▶ _Requirement_
Extract the data exactly, missing nothing.

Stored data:
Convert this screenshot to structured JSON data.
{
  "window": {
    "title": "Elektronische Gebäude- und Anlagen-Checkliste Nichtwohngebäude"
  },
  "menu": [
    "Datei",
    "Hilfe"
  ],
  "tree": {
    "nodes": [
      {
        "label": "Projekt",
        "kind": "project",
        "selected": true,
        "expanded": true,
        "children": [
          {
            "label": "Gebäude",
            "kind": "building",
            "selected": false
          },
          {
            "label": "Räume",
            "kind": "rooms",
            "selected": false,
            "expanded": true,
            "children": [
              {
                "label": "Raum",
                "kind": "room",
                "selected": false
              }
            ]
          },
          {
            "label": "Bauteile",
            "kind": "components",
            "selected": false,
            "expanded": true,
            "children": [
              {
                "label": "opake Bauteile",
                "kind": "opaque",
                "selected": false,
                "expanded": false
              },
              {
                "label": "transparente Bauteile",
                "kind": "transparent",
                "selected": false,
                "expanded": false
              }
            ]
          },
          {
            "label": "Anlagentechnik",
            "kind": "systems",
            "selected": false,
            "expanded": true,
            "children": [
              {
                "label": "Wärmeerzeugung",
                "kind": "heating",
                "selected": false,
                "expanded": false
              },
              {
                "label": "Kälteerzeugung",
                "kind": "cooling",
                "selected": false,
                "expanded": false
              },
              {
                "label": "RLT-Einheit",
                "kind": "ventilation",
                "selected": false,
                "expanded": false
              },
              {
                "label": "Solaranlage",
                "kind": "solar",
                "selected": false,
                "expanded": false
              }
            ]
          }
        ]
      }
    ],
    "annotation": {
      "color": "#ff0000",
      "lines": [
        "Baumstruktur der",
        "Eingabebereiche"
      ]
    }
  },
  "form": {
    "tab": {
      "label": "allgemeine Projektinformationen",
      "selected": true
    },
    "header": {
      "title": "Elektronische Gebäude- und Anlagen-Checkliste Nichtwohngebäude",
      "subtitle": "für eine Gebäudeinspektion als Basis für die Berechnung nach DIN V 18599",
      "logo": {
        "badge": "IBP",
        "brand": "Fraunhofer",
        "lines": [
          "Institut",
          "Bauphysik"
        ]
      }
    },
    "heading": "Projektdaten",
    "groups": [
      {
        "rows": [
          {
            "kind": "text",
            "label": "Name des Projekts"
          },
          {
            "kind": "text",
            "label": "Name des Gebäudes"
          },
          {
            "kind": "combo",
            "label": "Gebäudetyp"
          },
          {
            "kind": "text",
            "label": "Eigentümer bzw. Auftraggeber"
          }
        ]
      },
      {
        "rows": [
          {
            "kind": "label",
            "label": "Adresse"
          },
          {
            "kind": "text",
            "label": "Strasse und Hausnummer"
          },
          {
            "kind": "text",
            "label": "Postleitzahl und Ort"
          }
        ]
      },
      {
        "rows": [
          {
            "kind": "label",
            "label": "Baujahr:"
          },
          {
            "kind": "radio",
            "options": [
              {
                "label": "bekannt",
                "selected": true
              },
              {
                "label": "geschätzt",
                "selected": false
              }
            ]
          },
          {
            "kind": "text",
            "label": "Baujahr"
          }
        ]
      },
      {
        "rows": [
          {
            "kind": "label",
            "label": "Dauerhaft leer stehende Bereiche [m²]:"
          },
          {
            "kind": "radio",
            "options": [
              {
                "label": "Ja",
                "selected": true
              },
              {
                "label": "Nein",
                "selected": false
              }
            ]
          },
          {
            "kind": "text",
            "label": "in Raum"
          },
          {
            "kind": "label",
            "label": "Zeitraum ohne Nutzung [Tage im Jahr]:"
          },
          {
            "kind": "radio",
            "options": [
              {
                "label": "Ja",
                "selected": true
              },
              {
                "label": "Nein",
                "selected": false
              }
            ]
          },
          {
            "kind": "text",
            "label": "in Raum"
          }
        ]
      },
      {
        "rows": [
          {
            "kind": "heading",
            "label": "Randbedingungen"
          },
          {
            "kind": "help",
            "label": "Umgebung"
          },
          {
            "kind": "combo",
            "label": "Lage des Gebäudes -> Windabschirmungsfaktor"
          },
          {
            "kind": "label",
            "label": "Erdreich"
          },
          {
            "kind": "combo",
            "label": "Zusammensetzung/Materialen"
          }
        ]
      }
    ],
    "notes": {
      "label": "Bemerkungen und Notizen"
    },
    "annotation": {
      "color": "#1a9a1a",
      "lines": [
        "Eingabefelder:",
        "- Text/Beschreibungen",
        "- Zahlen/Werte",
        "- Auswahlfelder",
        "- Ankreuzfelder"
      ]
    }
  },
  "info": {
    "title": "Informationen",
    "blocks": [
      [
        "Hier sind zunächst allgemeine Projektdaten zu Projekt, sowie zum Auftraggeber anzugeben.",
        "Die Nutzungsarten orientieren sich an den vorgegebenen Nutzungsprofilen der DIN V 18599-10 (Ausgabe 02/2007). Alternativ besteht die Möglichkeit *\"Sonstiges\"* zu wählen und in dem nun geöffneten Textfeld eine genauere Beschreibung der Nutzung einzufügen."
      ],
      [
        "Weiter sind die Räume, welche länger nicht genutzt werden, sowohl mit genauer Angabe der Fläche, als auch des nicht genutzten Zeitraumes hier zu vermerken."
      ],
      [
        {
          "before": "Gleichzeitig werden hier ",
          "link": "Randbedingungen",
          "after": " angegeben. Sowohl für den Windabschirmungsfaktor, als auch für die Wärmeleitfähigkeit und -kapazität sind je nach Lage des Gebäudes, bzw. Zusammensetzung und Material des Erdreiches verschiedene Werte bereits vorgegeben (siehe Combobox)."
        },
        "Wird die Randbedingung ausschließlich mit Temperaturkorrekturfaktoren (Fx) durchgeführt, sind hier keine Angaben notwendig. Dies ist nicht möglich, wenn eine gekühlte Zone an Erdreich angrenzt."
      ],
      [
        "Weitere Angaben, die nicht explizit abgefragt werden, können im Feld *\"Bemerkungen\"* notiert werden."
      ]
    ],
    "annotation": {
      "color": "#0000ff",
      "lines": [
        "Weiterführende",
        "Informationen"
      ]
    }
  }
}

▶ _Response to this task_
Convert this screenshot to structured JSON data.
{
  "window": {
    "title": "Elektronische Gebäude- und Anlagen-Checkliste Nichtwohngebäude"
  },
  "menu": [
    "Datei",
    "Hilfe"
  ],
  "tree": {
    "nodes": [
      {
        "label": "Projekt",
        "kind": "project",
        "selected": true,
        "expanded": true,
        "children": [
          {
            "label": "Gebäude",
            "kind": "building",
            "selected": false
          },
          {
            "label": "Räume",
            "kind": "rooms",
            "selected": false,
            "expanded": true,
            "children": [
              {
                "label": "Raum",
                "kind": "room",
                "selected": false
              }
            ]
          },
          {
            "label": "Bauteile",
            "kind": "components",
            "selected": false,
            "expanded": true,
            "children": [
              {
                "label": "opake Bauteile",
                "kind": "opaque",
                "selected": false,
                "expanded": false
              },
              {
                "label": "transparente Bauteile",
                "kind": "transparent",
                "selected": false,
                "expanded": false
              }
            ]
          },
          {
            "label": "Anlagentechnik",
            "kind": "systems",
            "selected": false,
            "expanded": true,
            "children": [
              {
                "label": "Wärmeerzeugung",
                "kind": "heating",
                "selected": false,
                "expanded": false
              },
              {
                "label": "Kälteerzeugung",
                "kind": "cooling",
                "selected": false,
                "expanded": false
              },
              {
                "label": "RLT-Einheit",
                "kind": "ventilation",
                "selected": false,
                "expanded": false
              },
              {
                "label": "Solaranlage",
                "kind": "solar",
                "selected": false,
                "expanded": false
              }
            ]
          }
        ]
      }
    ],
    "annotation": {
      "color": "#ff0000",
      "lines": [
        "Baumstruktur der",
        "Eingabebereiche"
      ]
    }
  },
  "form": {
    "tab": {
      "label": "allgemeine Projektinformationen",
      "selected": true
    },
    "header": {
      "title": "Elektronische Gebäude- und Anlagen-Checkliste Nichtwohngebäude",
      "subtitle": "für eine Gebäudeinspektion als Basis für die Berechnung nach DIN V 18599",
      "logo": {
        "badge": "IBP",
        "brand": "Fraunhofer",
        "lines": [
          "Institut",
          "Bauphysik"
        ]
      }
    },
    "heading": "Projektdaten",
    "groups": [
      {
        "rows": [
          {
            "kind": "text",
            "label": "Name des Projekts"
          },
          {
            "kind": "text",
            "label": "Name des Gebäudes"
          },
          {
            "kind": "combo",
            "label": "Gebäudetyp"
          },
          {
            "kind": "text",
            "label": "Eigentümer bzw. Auftraggeber"
          }
        ]
      },
      {
        "rows": [
          {
            "kind": "label",
            "label": "Adresse"
          },
          {
            "kind": "text",
            "label": "Strasse und Hausnummer"
          },
          {
            "kind": "text",
            "label": "Postleitzahl und Ort"
          }
        ]
      },
      {
        "rows": [
          {
            "kind": "label",
            "label": "Baujahr:"
          },
          {
            "kind": "radio",
            "options": [
              {
                "label": "bekannt",
                "selected": true
              },
              {
                "label": "geschätzt",
                "selected": false
              }
            ]
          },
          {
            "kind": "text",
            "label": "Baujahr"
          }
        ]
      },
      {
        "rows": [
          {
            "kind": "label",
            "label": "Dauerhaft leer stehende Bereiche [m²]:"
          },
          {
            "kind": "radio",
            "options": [
              {
                "label": "Ja",
                "selected": true
              },
              {
                "label": "Nein",
                "selected": false
              }
            ]
          },
          {
            "kind": "text",
            "label": "in Raum"
          },
          {
            "kind": "label",
            "label": "Zeitraum ohne Nutzung [Tage im Jahr]:"
          },
          {
            "kind": "radio",
            "options": [
              {
                "label": "Ja",
                "selected": true
              },
              {
                "label": "Nein",
                "selected": false
              }
            ]
          },
          {
            "kind": "text",
            "label": "in Raum"
          }
        ]
      },
      {
        "rows": [
          {
            "kind": "heading",
            "label": "Randbedingungen"
          },
          {
            "kind": "help",
            "label": "Umgebung"
          },
          {
            "kind": "combo",
            "label": "Lage des Gebäudes -> Windabschirmungsfaktor"
          },
          {
            "kind": "label",
            "label": "Erdreich"
          },
          {
            "kind": "combo",
            "label": "Zusammensetzung/Materialen"
          }
        ]
      }
    ],
    "notes": {
      "label": "Bemerkungen und Notizen"
    },
    "annotation": {
      "color": "#1a9a1a",
      "lines": [
        "Eingabefelder:",
        "- Text/Beschreibungen",
        "- Zahlen/Werte",
        "- Auswahlfelder",
        "- Ankreuzfelder"
      ]
    }
  },
  "info": {
    "title": "Informationen",
    "blocks": [
      [
        "Hier sind zunächst allgemeine Projektdaten zu Projekt, sowie zum Auftraggeber anzugeben.",
        "Die Nutzungsarten orientieren sich an den vorgegebenen Nutzungsprofilen der DIN V 18599-10 (Ausgabe 02/2007). Alternativ besteht die Möglichkeit *\"Sonstiges\"* zu wählen und in dem nun geöffneten Textfeld eine genauere Beschreibung der Nutzung einzufügen."
      ],
      [
        "Weiter sind die Räume, welche länger nicht genutzt werden, sowohl mit genauer Angabe der Fläche, als auch des nicht genutzten Zeitraumes hier zu vermerken."
      ],
      [
        {
          "before": "Gleichzeitig werden hier ",
          "link": "Randbedingungen",
          "after": " angegeben. Sowohl für den Windabschirmungsfaktor, als auch für die Wärmeleitfähigkeit und -kapazität sind je nach Lage des Gebäudes, bzw. Zusammensetzung und Material des Erdreiches verschiedene Werte bereits vorgegeben (siehe Combobox)."
        },
        "Wird die Randbedingung ausschließlich mit Temperaturkorrekturfaktoren (Fx) durchgeführt, sind hier keine Angaben notwendig. Dies ist nicht möglich, wenn eine gekühlte Zone an Erdreich angrenzt."
      ],
      [
        "Weitere Angaben, die nicht explizit abgefragt werden, können im Feld *\"Bemerkungen\"* notiert werden."
      ]
    ],
    "annotation": {
      "color": "#0000ff",
      "lines": [
        "Weiterführende",
        "Informationen"
      ]
    }
  }
}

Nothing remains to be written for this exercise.